%%
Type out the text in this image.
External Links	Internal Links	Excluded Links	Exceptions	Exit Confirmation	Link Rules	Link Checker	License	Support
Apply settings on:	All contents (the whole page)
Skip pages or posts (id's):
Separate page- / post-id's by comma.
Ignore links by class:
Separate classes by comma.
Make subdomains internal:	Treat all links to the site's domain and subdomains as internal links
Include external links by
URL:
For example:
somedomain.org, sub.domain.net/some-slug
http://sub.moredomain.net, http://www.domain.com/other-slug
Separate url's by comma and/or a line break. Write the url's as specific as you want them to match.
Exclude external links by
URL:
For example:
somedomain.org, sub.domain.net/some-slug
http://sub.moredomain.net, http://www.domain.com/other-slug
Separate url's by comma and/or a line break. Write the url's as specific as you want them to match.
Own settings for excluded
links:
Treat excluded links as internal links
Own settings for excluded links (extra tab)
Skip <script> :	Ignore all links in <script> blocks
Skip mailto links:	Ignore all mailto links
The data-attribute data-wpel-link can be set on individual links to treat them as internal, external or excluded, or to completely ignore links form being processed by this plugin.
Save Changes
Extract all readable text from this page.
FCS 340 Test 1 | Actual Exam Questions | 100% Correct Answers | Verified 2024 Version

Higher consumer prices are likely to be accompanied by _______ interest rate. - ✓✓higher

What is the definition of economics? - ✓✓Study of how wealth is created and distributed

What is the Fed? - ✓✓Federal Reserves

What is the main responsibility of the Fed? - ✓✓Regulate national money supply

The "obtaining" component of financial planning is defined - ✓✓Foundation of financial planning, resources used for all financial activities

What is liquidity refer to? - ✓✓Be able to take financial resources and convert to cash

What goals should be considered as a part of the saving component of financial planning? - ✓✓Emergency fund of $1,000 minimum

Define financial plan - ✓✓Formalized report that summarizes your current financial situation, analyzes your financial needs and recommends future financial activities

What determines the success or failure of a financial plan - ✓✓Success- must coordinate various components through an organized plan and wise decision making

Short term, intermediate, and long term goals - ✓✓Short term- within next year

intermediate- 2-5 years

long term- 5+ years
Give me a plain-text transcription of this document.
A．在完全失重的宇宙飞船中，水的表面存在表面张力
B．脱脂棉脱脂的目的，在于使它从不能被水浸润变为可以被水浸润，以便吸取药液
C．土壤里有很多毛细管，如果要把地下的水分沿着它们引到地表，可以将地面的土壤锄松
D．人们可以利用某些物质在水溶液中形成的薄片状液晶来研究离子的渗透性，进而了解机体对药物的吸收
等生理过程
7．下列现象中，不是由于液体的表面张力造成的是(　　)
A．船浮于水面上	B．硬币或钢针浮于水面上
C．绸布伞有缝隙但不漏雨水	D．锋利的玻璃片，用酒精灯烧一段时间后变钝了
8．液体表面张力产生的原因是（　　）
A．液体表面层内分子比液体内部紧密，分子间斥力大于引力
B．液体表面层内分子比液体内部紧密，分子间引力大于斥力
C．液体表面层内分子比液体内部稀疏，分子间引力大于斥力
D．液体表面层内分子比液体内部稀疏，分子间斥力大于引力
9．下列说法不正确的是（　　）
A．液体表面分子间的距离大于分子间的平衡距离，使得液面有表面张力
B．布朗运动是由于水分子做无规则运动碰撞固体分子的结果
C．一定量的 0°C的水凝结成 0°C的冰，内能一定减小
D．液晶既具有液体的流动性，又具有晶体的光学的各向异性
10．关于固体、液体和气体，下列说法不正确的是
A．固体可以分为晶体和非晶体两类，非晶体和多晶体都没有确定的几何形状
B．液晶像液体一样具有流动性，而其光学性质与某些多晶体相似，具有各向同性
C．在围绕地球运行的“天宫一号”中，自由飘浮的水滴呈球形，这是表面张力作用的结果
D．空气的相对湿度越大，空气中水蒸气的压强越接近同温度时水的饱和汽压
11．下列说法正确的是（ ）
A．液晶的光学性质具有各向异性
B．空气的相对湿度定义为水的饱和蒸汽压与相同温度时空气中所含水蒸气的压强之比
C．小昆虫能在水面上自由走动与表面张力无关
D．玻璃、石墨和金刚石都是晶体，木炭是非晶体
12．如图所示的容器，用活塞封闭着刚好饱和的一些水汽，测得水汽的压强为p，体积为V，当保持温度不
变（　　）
%%
#### GIVEN REQUEST:
Copy all lines from the listing that contain "下列说法不正确的是".

#### EXERCISE SOLUTION:
9．下列说法不正确的是（　　）
10．关于固体、液体和气体，下列说法不正确的是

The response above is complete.